Only the lines holding the string "Comprimento" are needed. Copy each one.
╔══
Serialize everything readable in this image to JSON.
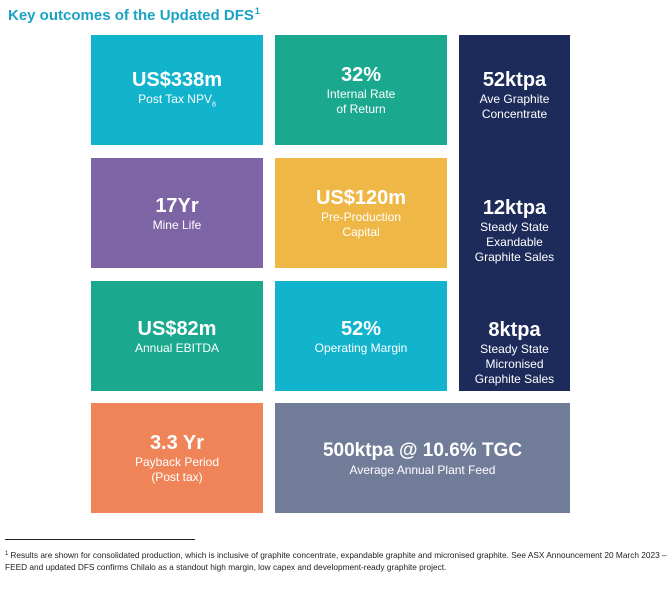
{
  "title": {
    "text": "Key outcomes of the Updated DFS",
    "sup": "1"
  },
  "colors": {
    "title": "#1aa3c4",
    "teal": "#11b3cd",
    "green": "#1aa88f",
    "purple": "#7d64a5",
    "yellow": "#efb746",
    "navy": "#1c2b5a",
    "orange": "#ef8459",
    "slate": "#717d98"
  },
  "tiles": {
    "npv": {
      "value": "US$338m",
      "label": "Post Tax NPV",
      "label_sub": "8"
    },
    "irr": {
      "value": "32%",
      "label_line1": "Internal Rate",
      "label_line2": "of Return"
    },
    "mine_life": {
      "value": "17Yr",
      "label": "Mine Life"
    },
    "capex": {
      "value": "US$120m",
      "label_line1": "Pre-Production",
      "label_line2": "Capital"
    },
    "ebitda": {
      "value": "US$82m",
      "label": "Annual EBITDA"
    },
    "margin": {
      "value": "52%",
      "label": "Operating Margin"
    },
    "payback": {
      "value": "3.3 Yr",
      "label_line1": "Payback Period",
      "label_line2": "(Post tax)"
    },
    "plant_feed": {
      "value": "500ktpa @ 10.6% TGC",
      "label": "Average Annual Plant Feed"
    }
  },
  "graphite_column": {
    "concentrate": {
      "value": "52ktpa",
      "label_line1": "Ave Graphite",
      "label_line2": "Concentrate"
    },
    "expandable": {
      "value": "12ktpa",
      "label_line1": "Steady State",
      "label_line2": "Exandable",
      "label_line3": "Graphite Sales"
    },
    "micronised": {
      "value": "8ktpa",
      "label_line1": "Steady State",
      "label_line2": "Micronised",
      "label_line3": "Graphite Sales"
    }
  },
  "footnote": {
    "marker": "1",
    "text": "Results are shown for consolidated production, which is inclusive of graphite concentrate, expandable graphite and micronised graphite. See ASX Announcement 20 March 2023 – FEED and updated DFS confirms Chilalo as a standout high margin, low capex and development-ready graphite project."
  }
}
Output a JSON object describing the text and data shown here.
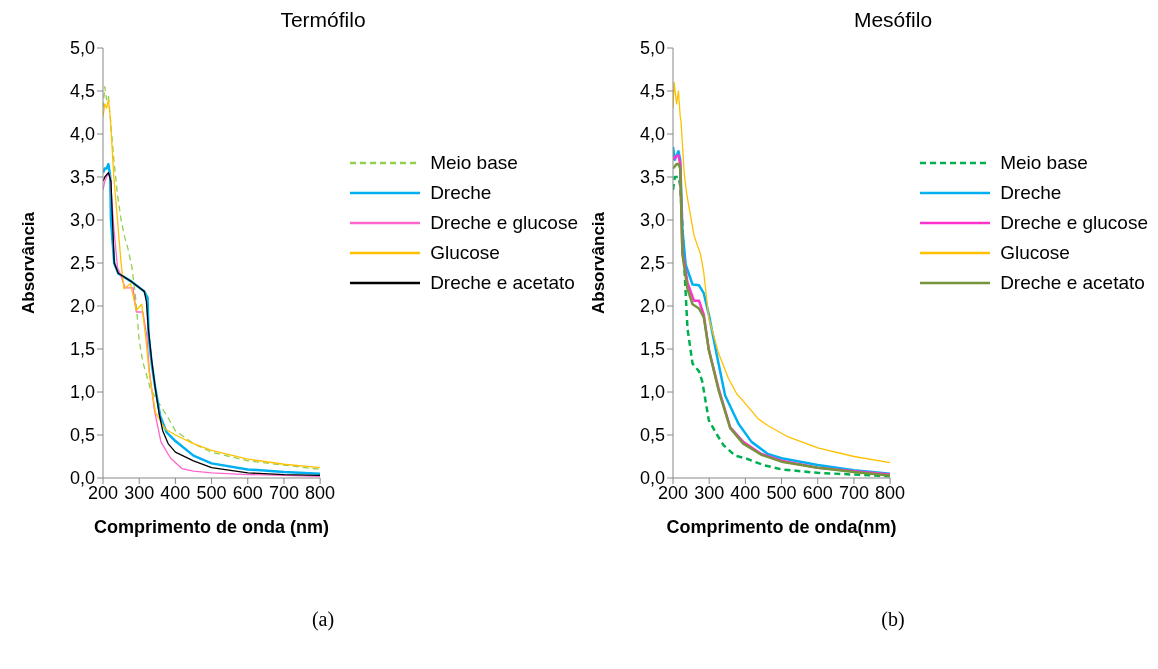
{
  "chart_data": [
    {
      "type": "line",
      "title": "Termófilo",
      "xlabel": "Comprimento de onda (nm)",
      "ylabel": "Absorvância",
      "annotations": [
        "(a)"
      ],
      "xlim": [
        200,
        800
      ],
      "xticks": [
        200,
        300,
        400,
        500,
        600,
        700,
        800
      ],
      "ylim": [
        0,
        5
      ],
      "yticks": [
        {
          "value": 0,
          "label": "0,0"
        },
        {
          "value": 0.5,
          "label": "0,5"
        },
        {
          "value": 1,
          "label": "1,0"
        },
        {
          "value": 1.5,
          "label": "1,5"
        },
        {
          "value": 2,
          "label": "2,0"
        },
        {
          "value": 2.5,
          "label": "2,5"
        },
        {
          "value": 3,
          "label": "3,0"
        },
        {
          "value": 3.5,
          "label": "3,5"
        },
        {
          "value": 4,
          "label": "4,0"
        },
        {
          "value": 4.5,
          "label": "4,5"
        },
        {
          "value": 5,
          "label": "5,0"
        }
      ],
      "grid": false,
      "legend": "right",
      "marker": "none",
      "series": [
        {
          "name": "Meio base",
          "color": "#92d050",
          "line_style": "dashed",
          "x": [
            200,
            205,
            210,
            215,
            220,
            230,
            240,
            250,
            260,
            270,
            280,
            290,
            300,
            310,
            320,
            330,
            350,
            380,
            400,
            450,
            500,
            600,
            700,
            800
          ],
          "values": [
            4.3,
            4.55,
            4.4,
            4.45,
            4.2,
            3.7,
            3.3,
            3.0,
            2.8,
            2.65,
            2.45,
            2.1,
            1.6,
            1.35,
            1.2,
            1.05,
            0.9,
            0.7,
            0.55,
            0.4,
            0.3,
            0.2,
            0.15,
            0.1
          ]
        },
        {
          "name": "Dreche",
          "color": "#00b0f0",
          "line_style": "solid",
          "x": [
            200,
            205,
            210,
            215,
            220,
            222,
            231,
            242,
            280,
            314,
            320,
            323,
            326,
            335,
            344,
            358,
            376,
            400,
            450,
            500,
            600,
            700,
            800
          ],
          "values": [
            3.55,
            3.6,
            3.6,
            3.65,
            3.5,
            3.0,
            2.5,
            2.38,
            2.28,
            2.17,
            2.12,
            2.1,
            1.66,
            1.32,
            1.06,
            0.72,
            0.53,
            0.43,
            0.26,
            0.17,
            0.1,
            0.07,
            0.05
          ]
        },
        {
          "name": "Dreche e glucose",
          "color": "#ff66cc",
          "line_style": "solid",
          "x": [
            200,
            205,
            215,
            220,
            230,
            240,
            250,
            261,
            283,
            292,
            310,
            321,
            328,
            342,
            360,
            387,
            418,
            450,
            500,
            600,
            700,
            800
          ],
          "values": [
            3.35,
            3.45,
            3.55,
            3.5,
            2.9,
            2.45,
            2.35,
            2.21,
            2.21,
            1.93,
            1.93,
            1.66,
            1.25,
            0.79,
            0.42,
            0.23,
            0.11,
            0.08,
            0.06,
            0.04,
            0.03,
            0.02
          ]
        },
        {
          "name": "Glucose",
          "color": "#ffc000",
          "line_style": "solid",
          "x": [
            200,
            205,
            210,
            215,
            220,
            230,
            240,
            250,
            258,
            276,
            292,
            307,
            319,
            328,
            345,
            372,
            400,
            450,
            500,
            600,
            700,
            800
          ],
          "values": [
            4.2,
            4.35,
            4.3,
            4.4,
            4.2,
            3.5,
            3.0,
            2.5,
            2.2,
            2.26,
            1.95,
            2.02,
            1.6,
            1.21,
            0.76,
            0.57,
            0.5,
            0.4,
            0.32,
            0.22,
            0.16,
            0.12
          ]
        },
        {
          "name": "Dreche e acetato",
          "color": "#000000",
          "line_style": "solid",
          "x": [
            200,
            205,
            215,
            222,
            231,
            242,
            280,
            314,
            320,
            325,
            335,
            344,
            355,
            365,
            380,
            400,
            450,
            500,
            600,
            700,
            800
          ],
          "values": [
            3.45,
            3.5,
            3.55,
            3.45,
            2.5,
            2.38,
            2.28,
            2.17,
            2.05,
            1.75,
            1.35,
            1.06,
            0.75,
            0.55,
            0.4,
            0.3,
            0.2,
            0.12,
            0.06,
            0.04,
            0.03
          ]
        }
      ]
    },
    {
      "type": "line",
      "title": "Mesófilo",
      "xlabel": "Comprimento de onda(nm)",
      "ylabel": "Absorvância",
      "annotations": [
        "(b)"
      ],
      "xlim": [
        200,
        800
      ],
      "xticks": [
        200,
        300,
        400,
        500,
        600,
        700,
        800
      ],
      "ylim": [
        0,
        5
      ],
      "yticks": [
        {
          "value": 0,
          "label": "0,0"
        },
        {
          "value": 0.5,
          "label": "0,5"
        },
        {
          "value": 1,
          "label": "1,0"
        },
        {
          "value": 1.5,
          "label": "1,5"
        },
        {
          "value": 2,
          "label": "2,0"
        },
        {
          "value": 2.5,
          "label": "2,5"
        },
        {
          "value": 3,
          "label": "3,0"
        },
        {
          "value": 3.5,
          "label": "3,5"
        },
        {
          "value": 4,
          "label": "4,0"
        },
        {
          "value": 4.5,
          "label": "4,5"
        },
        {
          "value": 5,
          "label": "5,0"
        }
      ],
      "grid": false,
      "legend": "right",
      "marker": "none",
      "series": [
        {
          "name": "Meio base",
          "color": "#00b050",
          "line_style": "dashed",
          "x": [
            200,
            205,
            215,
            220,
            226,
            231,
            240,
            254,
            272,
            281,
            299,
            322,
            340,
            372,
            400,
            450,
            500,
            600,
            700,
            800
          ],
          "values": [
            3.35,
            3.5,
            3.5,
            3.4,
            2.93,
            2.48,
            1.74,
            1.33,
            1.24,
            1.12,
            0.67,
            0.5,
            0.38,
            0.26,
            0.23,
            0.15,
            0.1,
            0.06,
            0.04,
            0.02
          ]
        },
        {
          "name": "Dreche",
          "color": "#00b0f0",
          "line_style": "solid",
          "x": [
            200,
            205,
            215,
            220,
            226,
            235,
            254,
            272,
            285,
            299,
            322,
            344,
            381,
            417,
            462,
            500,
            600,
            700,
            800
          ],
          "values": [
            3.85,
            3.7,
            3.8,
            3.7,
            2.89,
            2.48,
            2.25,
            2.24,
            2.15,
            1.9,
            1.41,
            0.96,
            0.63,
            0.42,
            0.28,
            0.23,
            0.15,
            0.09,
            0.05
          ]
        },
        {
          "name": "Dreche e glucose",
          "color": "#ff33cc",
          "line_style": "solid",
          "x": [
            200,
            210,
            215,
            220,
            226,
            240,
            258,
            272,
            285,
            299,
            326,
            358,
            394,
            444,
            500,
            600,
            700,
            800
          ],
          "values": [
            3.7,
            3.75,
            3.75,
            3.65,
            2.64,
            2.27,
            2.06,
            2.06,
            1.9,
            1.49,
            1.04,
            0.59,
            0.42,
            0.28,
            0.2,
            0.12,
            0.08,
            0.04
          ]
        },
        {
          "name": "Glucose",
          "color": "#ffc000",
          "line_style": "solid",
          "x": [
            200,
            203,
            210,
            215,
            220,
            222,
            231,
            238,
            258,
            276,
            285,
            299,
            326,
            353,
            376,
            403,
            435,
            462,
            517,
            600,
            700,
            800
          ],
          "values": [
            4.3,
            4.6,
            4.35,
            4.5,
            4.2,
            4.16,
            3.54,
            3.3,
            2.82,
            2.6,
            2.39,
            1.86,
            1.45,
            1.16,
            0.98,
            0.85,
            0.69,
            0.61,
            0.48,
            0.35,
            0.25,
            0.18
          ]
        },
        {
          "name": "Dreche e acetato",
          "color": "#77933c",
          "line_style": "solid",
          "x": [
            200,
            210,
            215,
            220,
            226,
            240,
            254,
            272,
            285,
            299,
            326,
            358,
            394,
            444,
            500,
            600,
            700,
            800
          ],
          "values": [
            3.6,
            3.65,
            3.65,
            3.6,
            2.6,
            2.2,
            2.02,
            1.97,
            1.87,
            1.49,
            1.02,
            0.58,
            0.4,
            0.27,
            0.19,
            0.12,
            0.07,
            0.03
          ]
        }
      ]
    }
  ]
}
╚══
### Exercise result
      "xlabel": "Comprimento de onda (nm)",
      "xlabel": "Comprimento de onda(nm)",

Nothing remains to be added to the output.